## Exercise task
All entries below need to be written out exactly, but without their pictures.

·····

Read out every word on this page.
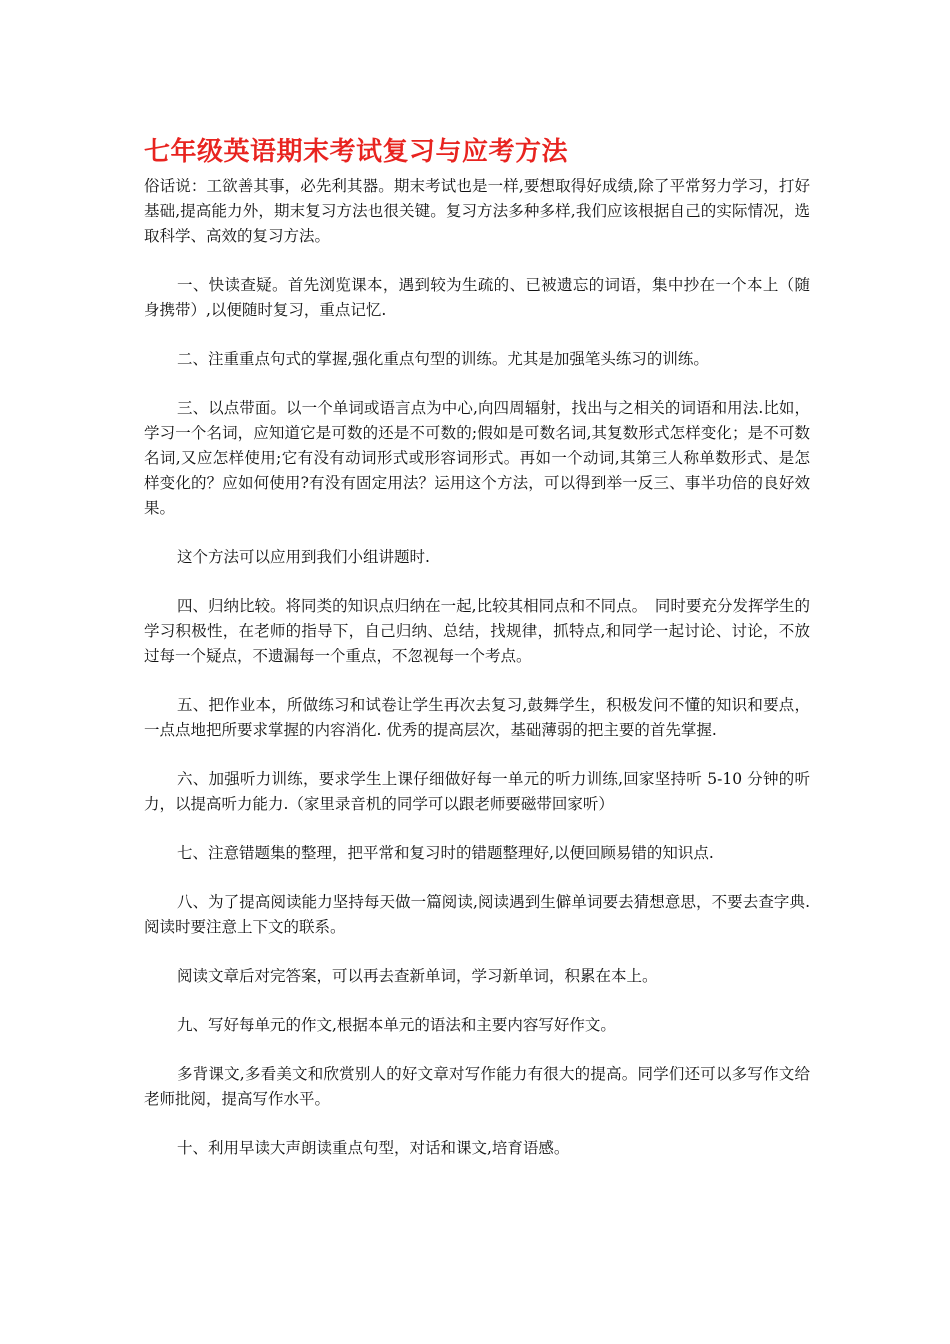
七年级英语期末考试复习与应考方法

俗话说：工欲善其事，必先利其器。期末考试也是一样,要想取得好成绩,除了平常努力学习，打好基础,提高能力外，期末复习方法也很关键。复习方法多种多样,我们应该根据自己的实际情况，选取科学、高效的复习方法。

一、快读查疑。首先浏览课本，遇到较为生疏的、已被遗忘的词语，集中抄在一个本上（随身携带）,以便随时复习，重点记忆.

二、注重重点句式的掌握,强化重点句型的训练。尤其是加强笔头练习的训练。

三、以点带面。以一个单词或语言点为中心,向四周辐射，找出与之相关的词语和用法.比如，学习一个名词，应知道它是可数的还是不可数的;假如是可数名词,其复数形式怎样变化；是不可数名词,又应怎样使用;它有没有动词形式或形容词形式。再如一个动词,其第三人称单数形式、是怎样变化的？应如何使用?有没有固定用法？运用这个方法，可以得到举一反三、事半功倍的良好效果。

这个方法可以应用到我们小组讲题时.

四、归纳比较。将同类的知识点归纳在一起,比较其相同点和不同点。　同时要充分发挥学生的学习积极性，在老师的指导下，自己归纳、总结，找规律，抓特点,和同学一起讨论、讨论，不放过每一个疑点，不遗漏每一个重点，不忽视每一个考点。

五、把作业本，所做练习和试卷让学生再次去复习,鼓舞学生，积极发问不懂的知识和要点，一点点地把所要求掌握的内容消化. 优秀的提高层次，基础薄弱的把主要的首先掌握.

六、加强听力训练，要求学生上课仔细做好每一单元的听力训练,回家坚持听 5-10 分钟的听力，以提高听力能力.（家里录音机的同学可以跟老师要磁带回家听）

七、注意错题集的整理，把平常和复习时的错题整理好,以便回顾易错的知识点.

八、为了提高阅读能力坚持每天做一篇阅读,阅读遇到生僻单词要去猜想意思，不要去查字典.阅读时要注意上下文的联系。

阅读文章后对完答案，可以再去查新单词，学习新单词，积累在本上。

九、写好每单元的作文,根据本单元的语法和主要内容写好作文。

多背课文,多看美文和欣赏别人的好文章对写作能力有很大的提高。同学们还可以多写作文给老师批阅，提高写作水平。

十、利用早读大声朗读重点句型，对话和课文,培育语感。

·····

## Result for this exercise
Read out every word on this page.
七年级英语期末考试复习与应考方法

俗话说：工欲善其事，必先利其器。期末考试也是一样,要想取得好成绩,除了平常努力学习，打好基础,提高能力外，期末复习方法也很关键。复习方法多种多样,我们应该根据自己的实际情况，选取科学、高效的复习方法。

一、快读查疑。首先浏览课本，遇到较为生疏的、已被遗忘的词语，集中抄在一个本上（随身携带）,以便随时复习，重点记忆.

二、注重重点句式的掌握,强化重点句型的训练。尤其是加强笔头练习的训练。

三、以点带面。以一个单词或语言点为中心,向四周辐射，找出与之相关的词语和用法.比如，学习一个名词，应知道它是可数的还是不可数的;假如是可数名词,其复数形式怎样变化；是不可数名词,又应怎样使用;它有没有动词形式或形容词形式。再如一个动词,其第三人称单数形式、是怎样变化的？应如何使用?有没有固定用法？运用这个方法，可以得到举一反三、事半功倍的良好效果。

这个方法可以应用到我们小组讲题时.

四、归纳比较。将同类的知识点归纳在一起,比较其相同点和不同点。　同时要充分发挥学生的学习积极性，在老师的指导下，自己归纳、总结，找规律，抓特点,和同学一起讨论、讨论，不放过每一个疑点，不遗漏每一个重点，不忽视每一个考点。

五、把作业本，所做练习和试卷让学生再次去复习,鼓舞学生，积极发问不懂的知识和要点，一点点地把所要求掌握的内容消化. 优秀的提高层次，基础薄弱的把主要的首先掌握.

六、加强听力训练，要求学生上课仔细做好每一单元的听力训练,回家坚持听 5-10 分钟的听力，以提高听力能力.（家里录音机的同学可以跟老师要磁带回家听）

七、注意错题集的整理，把平常和复习时的错题整理好,以便回顾易错的知识点.

八、为了提高阅读能力坚持每天做一篇阅读,阅读遇到生僻单词要去猜想意思，不要去查字典.阅读时要注意上下文的联系。

阅读文章后对完答案，可以再去查新单词，学习新单词，积累在本上。

九、写好每单元的作文,根据本单元的语法和主要内容写好作文。

多背课文,多看美文和欣赏别人的好文章对写作能力有很大的提高。同学们还可以多写作文给老师批阅，提高写作水平。

十、利用早读大声朗读重点句型，对话和课文,培育语感。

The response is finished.